• Problem to work on: Quote all entries in full, exactly.

□ □ □ □ □

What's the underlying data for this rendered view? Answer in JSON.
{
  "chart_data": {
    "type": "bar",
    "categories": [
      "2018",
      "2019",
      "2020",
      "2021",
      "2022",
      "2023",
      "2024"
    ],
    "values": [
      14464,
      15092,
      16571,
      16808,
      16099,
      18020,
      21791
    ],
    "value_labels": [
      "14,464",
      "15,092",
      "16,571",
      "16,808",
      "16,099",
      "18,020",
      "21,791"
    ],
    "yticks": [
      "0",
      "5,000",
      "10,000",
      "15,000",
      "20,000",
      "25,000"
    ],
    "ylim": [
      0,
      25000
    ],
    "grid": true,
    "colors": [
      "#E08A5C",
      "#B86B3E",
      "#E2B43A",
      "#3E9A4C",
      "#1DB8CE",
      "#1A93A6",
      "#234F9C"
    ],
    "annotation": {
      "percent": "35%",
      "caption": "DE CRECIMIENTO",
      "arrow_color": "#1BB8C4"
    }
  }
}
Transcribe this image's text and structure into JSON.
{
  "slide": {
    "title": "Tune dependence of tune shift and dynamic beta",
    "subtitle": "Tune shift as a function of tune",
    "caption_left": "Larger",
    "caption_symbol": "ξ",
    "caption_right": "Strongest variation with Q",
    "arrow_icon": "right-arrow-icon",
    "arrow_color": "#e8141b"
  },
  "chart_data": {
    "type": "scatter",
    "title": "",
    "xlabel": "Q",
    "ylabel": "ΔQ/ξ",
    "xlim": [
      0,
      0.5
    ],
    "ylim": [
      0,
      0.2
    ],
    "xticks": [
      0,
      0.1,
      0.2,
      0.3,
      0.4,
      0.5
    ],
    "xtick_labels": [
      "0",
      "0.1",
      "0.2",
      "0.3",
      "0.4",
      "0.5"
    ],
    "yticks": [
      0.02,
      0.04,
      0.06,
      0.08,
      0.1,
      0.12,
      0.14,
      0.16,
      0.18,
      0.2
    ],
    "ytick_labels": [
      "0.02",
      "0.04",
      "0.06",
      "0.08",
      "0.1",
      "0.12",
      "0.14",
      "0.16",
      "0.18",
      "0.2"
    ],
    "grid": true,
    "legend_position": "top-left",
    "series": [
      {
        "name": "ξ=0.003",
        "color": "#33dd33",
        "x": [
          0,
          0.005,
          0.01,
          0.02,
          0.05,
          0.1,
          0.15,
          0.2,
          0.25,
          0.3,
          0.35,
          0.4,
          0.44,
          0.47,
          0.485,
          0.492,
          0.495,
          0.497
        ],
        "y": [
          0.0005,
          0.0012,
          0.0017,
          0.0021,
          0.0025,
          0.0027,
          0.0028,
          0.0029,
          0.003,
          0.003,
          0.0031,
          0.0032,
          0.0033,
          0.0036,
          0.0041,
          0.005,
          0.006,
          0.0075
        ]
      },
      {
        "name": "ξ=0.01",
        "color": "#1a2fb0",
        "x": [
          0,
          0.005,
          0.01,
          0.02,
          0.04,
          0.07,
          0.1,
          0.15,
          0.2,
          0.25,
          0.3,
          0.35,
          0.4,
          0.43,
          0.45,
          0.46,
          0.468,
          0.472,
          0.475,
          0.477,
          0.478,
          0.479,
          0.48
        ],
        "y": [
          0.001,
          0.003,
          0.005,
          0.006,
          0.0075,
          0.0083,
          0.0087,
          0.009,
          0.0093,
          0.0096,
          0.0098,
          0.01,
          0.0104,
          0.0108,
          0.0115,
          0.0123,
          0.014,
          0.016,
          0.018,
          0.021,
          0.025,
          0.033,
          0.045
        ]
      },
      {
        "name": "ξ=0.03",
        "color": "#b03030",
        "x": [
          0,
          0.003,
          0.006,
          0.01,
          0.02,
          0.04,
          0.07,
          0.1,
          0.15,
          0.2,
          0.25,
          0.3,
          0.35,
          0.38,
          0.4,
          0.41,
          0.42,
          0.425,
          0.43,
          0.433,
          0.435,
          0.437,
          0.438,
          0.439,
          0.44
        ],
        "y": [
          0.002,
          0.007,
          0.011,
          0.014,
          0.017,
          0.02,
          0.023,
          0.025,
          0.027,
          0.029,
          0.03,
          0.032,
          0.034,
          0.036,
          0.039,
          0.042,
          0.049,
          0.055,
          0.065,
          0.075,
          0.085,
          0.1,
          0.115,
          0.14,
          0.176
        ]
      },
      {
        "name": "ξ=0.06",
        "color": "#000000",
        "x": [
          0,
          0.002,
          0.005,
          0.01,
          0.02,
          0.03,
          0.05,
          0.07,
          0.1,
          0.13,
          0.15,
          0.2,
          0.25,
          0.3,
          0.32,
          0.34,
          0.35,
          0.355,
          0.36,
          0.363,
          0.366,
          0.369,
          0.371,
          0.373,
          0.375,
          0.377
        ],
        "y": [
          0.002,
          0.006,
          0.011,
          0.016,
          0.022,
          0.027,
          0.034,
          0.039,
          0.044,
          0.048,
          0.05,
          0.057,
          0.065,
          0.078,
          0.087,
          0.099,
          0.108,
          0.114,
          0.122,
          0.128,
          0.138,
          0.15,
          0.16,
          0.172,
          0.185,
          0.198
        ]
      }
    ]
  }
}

□ □ □ □ □

• Solution to this problem:
What's the underlying data for this rendered view? Answer in JSON.
{
  "chart_data": {
    "type": "bar",
    "categories": [
      "2018",
      "2019",
      "2020",
      "2021",
      "2022",
      "2023",
      "2024"
    ],
    "values": [
      14464,
      15092,
      16571,
      16808,
      16099,
      18020,
      21791
    ],
    "value_labels": [
      "14,464",
      "15,092",
      "16,571",
      "16,808",
      "16,099",
      "18,020",
      "21,791"
    ],
    "yticks": [
      "0",
      "5,000",
      "10,000",
      "15,000",
      "20,000",
      "25,000"
    ],
    "ylim": [
      0,
      25000
    ],
    "grid": true,
    "colors": [
      "#E08A5C",
      "#B86B3E",
      "#E2B43A",
      "#3E9A4C",
      "#1DB8CE",
      "#1A93A6",
      "#234F9C"
    ],
    "annotation": {
      "percent": "35%",
      "caption": "DE CRECIMIENTO",
      "arrow_color": "#1BB8C4"
    }
  }
}
Transcribe this image's text and structure into JSON.
{
  "slide": {
    "title": "Tune dependence of tune shift and dynamic beta",
    "subtitle": "Tune shift as a function of tune",
    "caption_left": "Larger",
    "caption_symbol": "ξ",
    "caption_right": "Strongest variation with Q",
    "arrow_icon": "right-arrow-icon",
    "arrow_color": "#e8141b"
  },
  "chart_data": {
    "type": "scatter",
    "title": "",
    "xlabel": "Q",
    "ylabel": "ΔQ/ξ",
    "xlim": [
      0,
      0.5
    ],
    "ylim": [
      0,
      0.2
    ],
    "xticks": [
      0,
      0.1,
      0.2,
      0.3,
      0.4,
      0.5
    ],
    "xtick_labels": [
      "0",
      "0.1",
      "0.2",
      "0.3",
      "0.4",
      "0.5"
    ],
    "yticks": [
      0.02,
      0.04,
      0.06,
      0.08,
      0.1,
      0.12,
      0.14,
      0.16,
      0.18,
      0.2
    ],
    "ytick_labels": [
      "0.02",
      "0.04",
      "0.06",
      "0.08",
      "0.1",
      "0.12",
      "0.14",
      "0.16",
      "0.18",
      "0.2"
    ],
    "grid": true,
    "legend_position": "top-left",
    "series": [
      {
        "name": "ξ=0.003",
        "color": "#33dd33",
        "x": [
          0,
          0.005,
          0.01,
          0.02,
          0.05,
          0.1,
          0.15,
          0.2,
          0.25,
          0.3,
          0.35,
          0.4,
          0.44,
          0.47,
          0.485,
          0.492,
          0.495,
          0.497
        ],
        "y": [
          0.0005,
          0.0012,
          0.0017,
          0.0021,
          0.0025,
          0.0027,
          0.0028,
          0.0029,
          0.003,
          0.003,
          0.0031,
          0.0032,
          0.0033,
          0.0036,
          0.0041,
          0.005,
          0.006,
          0.0075
        ]
      },
      {
        "name": "ξ=0.01",
        "color": "#1a2fb0",
        "x": [
          0,
          0.005,
          0.01,
          0.02,
          0.04,
          0.07,
          0.1,
          0.15,
          0.2,
          0.25,
          0.3,
          0.35,
          0.4,
          0.43,
          0.45,
          0.46,
          0.468,
          0.472,
          0.475,
          0.477,
          0.478,
          0.479,
          0.48
        ],
        "y": [
          0.001,
          0.003,
          0.005,
          0.006,
          0.0075,
          0.0083,
          0.0087,
          0.009,
          0.0093,
          0.0096,
          0.0098,
          0.01,
          0.0104,
          0.0108,
          0.0115,
          0.0123,
          0.014,
          0.016,
          0.018,
          0.021,
          0.025,
          0.033,
          0.045
        ]
      },
      {
        "name": "ξ=0.03",
        "color": "#b03030",
        "x": [
          0,
          0.003,
          0.006,
          0.01,
          0.02,
          0.04,
          0.07,
          0.1,
          0.15,
          0.2,
          0.25,
          0.3,
          0.35,
          0.38,
          0.4,
          0.41,
          0.42,
          0.425,
          0.43,
          0.433,
          0.435,
          0.437,
          0.438,
          0.439,
          0.44
        ],
        "y": [
          0.002,
          0.007,
          0.011,
          0.014,
          0.017,
          0.02,
          0.023,
          0.025,
          0.027,
          0.029,
          0.03,
          0.032,
          0.034,
          0.036,
          0.039,
          0.042,
          0.049,
          0.055,
          0.065,
          0.075,
          0.085,
          0.1,
          0.115,
          0.14,
          0.176
        ]
      },
      {
        "name": "ξ=0.06",
        "color": "#000000",
        "x": [
          0,
          0.002,
          0.005,
          0.01,
          0.02,
          0.03,
          0.05,
          0.07,
          0.1,
          0.13,
          0.15,
          0.2,
          0.25,
          0.3,
          0.32,
          0.34,
          0.35,
          0.355,
          0.36,
          0.363,
          0.366,
          0.369,
          0.371,
          0.373,
          0.375,
          0.377
        ],
        "y": [
          0.002,
          0.006,
          0.011,
          0.016,
          0.022,
          0.027,
          0.034,
          0.039,
          0.044,
          0.048,
          0.05,
          0.057,
          0.065,
          0.078,
          0.087,
          0.099,
          0.108,
          0.114,
          0.122,
          0.128,
          0.138,
          0.15,
          0.16,
          0.172,
          0.185,
          0.198
        ]
      }
    ]
  }
}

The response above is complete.